--- BEGIN Data listing ---

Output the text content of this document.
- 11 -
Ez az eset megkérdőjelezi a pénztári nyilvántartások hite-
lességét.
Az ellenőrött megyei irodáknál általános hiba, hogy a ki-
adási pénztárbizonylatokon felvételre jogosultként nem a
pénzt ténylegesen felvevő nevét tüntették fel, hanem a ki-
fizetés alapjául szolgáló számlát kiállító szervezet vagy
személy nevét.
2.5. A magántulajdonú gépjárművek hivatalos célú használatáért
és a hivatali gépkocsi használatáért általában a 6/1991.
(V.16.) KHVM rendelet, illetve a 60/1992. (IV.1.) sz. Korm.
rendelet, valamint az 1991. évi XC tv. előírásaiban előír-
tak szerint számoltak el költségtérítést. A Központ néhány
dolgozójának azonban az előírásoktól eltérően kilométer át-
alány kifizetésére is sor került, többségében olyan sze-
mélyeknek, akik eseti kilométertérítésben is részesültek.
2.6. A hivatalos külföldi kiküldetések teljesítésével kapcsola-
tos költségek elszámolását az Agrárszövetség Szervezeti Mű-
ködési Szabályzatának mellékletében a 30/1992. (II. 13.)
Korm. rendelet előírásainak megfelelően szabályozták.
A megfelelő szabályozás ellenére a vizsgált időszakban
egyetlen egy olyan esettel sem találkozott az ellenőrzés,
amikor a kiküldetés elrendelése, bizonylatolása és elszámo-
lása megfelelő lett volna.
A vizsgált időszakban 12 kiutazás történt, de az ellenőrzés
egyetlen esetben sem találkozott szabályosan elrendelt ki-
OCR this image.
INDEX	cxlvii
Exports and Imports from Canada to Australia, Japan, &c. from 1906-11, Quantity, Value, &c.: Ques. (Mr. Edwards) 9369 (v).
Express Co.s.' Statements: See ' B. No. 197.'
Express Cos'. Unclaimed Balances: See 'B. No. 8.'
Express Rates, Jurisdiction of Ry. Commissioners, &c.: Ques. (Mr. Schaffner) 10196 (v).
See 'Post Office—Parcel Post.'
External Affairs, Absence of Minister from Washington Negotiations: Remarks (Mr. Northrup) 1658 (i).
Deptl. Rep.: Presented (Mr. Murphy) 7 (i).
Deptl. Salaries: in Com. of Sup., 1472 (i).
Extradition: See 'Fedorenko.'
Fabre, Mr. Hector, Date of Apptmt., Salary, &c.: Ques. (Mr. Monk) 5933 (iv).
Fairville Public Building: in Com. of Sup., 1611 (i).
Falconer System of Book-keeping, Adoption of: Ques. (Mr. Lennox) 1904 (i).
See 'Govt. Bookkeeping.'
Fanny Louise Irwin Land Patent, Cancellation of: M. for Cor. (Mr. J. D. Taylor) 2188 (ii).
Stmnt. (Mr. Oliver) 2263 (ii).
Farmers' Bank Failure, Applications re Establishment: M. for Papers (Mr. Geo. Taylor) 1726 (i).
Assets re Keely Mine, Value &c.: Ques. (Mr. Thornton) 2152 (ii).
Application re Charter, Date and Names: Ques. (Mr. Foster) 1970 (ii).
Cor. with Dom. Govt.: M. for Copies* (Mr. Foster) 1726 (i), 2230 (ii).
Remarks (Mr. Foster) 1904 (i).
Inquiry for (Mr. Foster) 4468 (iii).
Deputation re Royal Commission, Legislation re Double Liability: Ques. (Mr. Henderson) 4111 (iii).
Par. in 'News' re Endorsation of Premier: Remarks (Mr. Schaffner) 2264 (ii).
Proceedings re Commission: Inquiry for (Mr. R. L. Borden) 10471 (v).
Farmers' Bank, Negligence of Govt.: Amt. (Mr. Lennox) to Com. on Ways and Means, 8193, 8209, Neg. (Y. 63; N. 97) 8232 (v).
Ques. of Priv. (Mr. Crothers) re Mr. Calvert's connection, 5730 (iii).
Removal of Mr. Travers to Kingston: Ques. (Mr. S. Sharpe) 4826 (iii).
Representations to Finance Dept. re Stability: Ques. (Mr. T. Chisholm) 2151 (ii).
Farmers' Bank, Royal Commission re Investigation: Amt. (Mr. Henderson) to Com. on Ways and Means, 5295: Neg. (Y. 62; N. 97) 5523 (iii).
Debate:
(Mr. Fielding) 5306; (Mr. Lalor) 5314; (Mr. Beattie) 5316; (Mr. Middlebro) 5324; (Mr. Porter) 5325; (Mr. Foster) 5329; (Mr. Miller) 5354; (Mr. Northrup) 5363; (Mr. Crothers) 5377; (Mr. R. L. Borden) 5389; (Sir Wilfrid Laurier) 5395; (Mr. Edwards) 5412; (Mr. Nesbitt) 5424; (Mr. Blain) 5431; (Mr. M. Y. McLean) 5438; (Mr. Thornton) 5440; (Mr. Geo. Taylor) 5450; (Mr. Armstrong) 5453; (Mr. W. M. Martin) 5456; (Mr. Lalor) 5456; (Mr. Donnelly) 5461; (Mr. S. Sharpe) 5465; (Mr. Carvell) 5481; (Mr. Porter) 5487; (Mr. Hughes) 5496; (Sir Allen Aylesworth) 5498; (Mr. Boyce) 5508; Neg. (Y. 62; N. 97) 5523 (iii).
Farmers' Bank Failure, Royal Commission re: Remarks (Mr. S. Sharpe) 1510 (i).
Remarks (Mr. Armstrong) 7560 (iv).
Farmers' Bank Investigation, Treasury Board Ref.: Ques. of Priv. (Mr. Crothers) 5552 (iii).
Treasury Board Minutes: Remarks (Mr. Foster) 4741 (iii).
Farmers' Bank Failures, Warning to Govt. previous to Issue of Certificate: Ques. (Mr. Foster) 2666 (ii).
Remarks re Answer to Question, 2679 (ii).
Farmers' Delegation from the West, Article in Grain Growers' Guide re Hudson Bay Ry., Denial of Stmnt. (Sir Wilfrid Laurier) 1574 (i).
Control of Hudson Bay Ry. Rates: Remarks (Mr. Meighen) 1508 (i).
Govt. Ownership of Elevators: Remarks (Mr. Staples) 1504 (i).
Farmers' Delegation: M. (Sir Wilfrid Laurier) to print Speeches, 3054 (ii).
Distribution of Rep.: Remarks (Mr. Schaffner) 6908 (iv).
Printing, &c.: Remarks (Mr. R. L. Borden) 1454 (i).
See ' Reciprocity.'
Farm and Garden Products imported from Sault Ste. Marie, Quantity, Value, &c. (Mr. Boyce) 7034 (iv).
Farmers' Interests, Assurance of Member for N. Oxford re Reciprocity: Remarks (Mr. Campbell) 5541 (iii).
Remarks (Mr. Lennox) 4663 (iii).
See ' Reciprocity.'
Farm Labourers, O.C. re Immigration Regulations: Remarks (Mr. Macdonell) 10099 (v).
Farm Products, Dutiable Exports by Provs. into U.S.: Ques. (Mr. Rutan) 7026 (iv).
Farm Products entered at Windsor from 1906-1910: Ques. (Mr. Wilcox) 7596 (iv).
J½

--- END Data listing ---

▶ [Requirement]
Copy all data exactly, start to finish.

▶ [Written response]
Output the text content of this document.
- 11 -
Ez az eset megkérdőjelezi a pénztári nyilvántartások hite-
lességét.
Az ellenőrött megyei irodáknál általános hiba, hogy a ki-
adási pénztárbizonylatokon felvételre jogosultként nem a
pénzt ténylegesen felvevő nevét tüntették fel, hanem a ki-
fizetés alapjául szolgáló számlát kiállító szervezet vagy
személy nevét.
2.5. A magántulajdonú gépjárművek hivatalos célú használatáért
és a hivatali gépkocsi használatáért általában a 6/1991.
(V.16.) KHVM rendelet, illetve a 60/1992. (IV.1.) sz. Korm.
rendelet, valamint az 1991. évi XC tv. előírásaiban előír-
tak szerint számoltak el költségtérítést. A Központ néhány
dolgozójának azonban az előírásoktól eltérően kilométer át-
alány kifizetésére is sor került, többségében olyan sze-
mélyeknek, akik eseti kilométertérítésben is részesültek.
2.6. A hivatalos külföldi kiküldetések teljesítésével kapcsola-
tos költségek elszámolását az Agrárszövetség Szervezeti Mű-
ködési Szabályzatának mellékletében a 30/1992. (II. 13.)
Korm. rendelet előírásainak megfelelően szabályozták.
A megfelelő szabályozás ellenére a vizsgált időszakban
egyetlen egy olyan esettel sem találkozott az ellenőrzés,
amikor a kiküldetés elrendelése, bizonylatolása és elszámo-
lása megfelelő lett volna.
A vizsgált időszakban 12 kiutazás történt, de az ellenőrzés
egyetlen esetben sem találkozott szabályosan elrendelt ki-
OCR this image.
INDEX	cxlvii
Exports and Imports from Canada to Australia, Japan, &c. from 1906-11, Quantity, Value, &c.: Ques. (Mr. Edwards) 9369 (v).
Express Co.s.' Statements: See ' B. No. 197.'
Express Cos'. Unclaimed Balances: See 'B. No. 8.'
Express Rates, Jurisdiction of Ry. Commissioners, &c.: Ques. (Mr. Schaffner) 10196 (v).
See 'Post Office—Parcel Post.'
External Affairs, Absence of Minister from Washington Negotiations: Remarks (Mr. Northrup) 1658 (i).
Deptl. Rep.: Presented (Mr. Murphy) 7 (i).
Deptl. Salaries: in Com. of Sup., 1472 (i).
Extradition: See 'Fedorenko.'
Fabre, Mr. Hector, Date of Apptmt., Salary, &c.: Ques. (Mr. Monk) 5933 (iv).
Fairville Public Building: in Com. of Sup., 1611 (i).
Falconer System of Book-keeping, Adoption of: Ques. (Mr. Lennox) 1904 (i).
See 'Govt. Bookkeeping.'
Fanny Louise Irwin Land Patent, Cancellation of: M. for Cor. (Mr. J. D. Taylor) 2188 (ii).
Stmnt. (Mr. Oliver) 2263 (ii).
Farmers' Bank Failure, Applications re Establishment: M. for Papers (Mr. Geo. Taylor) 1726 (i).
Assets re Keely Mine, Value &c.: Ques. (Mr. Thornton) 2152 (ii).
Application re Charter, Date and Names: Ques. (Mr. Foster) 1970 (ii).
Cor. with Dom. Govt.: M. for Copies* (Mr. Foster) 1726 (i), 2230 (ii).
Remarks (Mr. Foster) 1904 (i).
Inquiry for (Mr. Foster) 4468 (iii).
Deputation re Royal Commission, Legislation re Double Liability: Ques. (Mr. Henderson) 4111 (iii).
Par. in 'News' re Endorsation of Premier: Remarks (Mr. Schaffner) 2264 (ii).
Proceedings re Commission: Inquiry for (Mr. R. L. Borden) 10471 (v).
Farmers' Bank, Negligence of Govt.: Amt. (Mr. Lennox) to Com. on Ways and Means, 8193, 8209, Neg. (Y. 63; N. 97) 8232 (v).
Ques. of Priv. (Mr. Crothers) re Mr. Calvert's connection, 5730 (iii).
Removal of Mr. Travers to Kingston: Ques. (Mr. S. Sharpe) 4826 (iii).
Representations to Finance Dept. re Stability: Ques. (Mr. T. Chisholm) 2151 (ii).
Farmers' Bank, Royal Commission re Investigation: Amt. (Mr. Henderson) to Com. on Ways and Means, 5295: Neg. (Y. 62; N. 97) 5523 (iii).
Debate:
(Mr. Fielding) 5306; (Mr. Lalor) 5314; (Mr. Beattie) 5316; (Mr. Middlebro) 5324; (Mr. Porter) 5325; (Mr. Foster) 5329; (Mr. Miller) 5354; (Mr. Northrup) 5363; (Mr. Crothers) 5377; (Mr. R. L. Borden) 5389; (Sir Wilfrid Laurier) 5395; (Mr. Edwards) 5412; (Mr. Nesbitt) 5424; (Mr. Blain) 5431; (Mr. M. Y. McLean) 5438; (Mr. Thornton) 5440; (Mr. Geo. Taylor) 5450; (Mr. Armstrong) 5453; (Mr. W. M. Martin) 5456; (Mr. Lalor) 5456; (Mr. Donnelly) 5461; (Mr. S. Sharpe) 5465; (Mr. Carvell) 5481; (Mr. Porter) 5487; (Mr. Hughes) 5496; (Sir Allen Aylesworth) 5498; (Mr. Boyce) 5508; Neg. (Y. 62; N. 97) 5523 (iii).
Farmers' Bank Failure, Royal Commission re: Remarks (Mr. S. Sharpe) 1510 (i).
Remarks (Mr. Armstrong) 7560 (iv).
Farmers' Bank Investigation, Treasury Board Ref.: Ques. of Priv. (Mr. Crothers) 5552 (iii).
Treasury Board Minutes: Remarks (Mr. Foster) 4741 (iii).
Farmers' Bank Failures, Warning to Govt. previous to Issue of Certificate: Ques. (Mr. Foster) 2666 (ii).
Remarks re Answer to Question, 2679 (ii).
Farmers' Delegation from the West, Article in Grain Growers' Guide re Hudson Bay Ry., Denial of Stmnt. (Sir Wilfrid Laurier) 1574 (i).
Control of Hudson Bay Ry. Rates: Remarks (Mr. Meighen) 1508 (i).
Govt. Ownership of Elevators: Remarks (Mr. Staples) 1504 (i).
Farmers' Delegation: M. (Sir Wilfrid Laurier) to print Speeches, 3054 (ii).
Distribution of Rep.: Remarks (Mr. Schaffner) 6908 (iv).
Printing, &c.: Remarks (Mr. R. L. Borden) 1454 (i).
See ' Reciprocity.'
Farm and Garden Products imported from Sault Ste. Marie, Quantity, Value, &c. (Mr. Boyce) 7034 (iv).
Farmers' Interests, Assurance of Member for N. Oxford re Reciprocity: Remarks (Mr. Campbell) 5541 (iii).
Remarks (Mr. Lennox) 4663 (iii).
See ' Reciprocity.'
Farm Labourers, O.C. re Immigration Regulations: Remarks (Mr. Macdonell) 10099 (v).
Farm Products, Dutiable Exports by Provs. into U.S.: Ques. (Mr. Rutan) 7026 (iv).
Farm Products entered at Windsor from 1906-1910: Ques. (Mr. Wilcox) 7596 (iv).
J½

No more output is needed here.